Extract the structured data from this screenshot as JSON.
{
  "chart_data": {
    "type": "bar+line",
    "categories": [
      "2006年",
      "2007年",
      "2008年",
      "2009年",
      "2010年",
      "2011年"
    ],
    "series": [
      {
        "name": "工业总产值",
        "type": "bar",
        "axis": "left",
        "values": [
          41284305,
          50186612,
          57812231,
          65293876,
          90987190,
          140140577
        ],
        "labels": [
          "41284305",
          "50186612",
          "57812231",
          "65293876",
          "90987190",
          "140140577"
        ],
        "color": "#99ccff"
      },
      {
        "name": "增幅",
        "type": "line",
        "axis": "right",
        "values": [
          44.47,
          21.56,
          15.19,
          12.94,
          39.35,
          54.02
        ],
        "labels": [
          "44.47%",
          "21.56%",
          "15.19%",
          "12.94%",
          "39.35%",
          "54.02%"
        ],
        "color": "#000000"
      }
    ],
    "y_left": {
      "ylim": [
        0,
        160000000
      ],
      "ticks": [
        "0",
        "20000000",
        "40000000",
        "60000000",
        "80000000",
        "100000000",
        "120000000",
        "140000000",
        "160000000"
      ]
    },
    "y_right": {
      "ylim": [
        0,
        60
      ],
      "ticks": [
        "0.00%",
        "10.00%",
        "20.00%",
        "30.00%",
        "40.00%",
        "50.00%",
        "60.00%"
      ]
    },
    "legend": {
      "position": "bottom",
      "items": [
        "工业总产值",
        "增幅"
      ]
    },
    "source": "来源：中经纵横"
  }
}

### Exercise objective
All of the data shown above must be copied exactly.

### Expected output
Extract the structured data from this screenshot as JSON.
{
  "chart_data": {
    "type": "bar+line",
    "categories": [
      "2006年",
      "2007年",
      "2008年",
      "2009年",
      "2010年",
      "2011年"
    ],
    "series": [
      {
        "name": "工业总产值",
        "type": "bar",
        "axis": "left",
        "values": [
          41284305,
          50186612,
          57812231,
          65293876,
          90987190,
          140140577
        ],
        "labels": [
          "41284305",
          "50186612",
          "57812231",
          "65293876",
          "90987190",
          "140140577"
        ],
        "color": "#99ccff"
      },
      {
        "name": "增幅",
        "type": "line",
        "axis": "right",
        "values": [
          44.47,
          21.56,
          15.19,
          12.94,
          39.35,
          54.02
        ],
        "labels": [
          "44.47%",
          "21.56%",
          "15.19%",
          "12.94%",
          "39.35%",
          "54.02%"
        ],
        "color": "#000000"
      }
    ],
    "y_left": {
      "ylim": [
        0,
        160000000
      ],
      "ticks": [
        "0",
        "20000000",
        "40000000",
        "60000000",
        "80000000",
        "100000000",
        "120000000",
        "140000000",
        "160000000"
      ]
    },
    "y_right": {
      "ylim": [
        0,
        60
      ],
      "ticks": [
        "0.00%",
        "10.00%",
        "20.00%",
        "30.00%",
        "40.00%",
        "50.00%",
        "60.00%"
      ]
    },
    "legend": {
      "position": "bottom",
      "items": [
        "工业总产值",
        "增幅"
      ]
    },
    "source": "来源：中经纵横"
  }
}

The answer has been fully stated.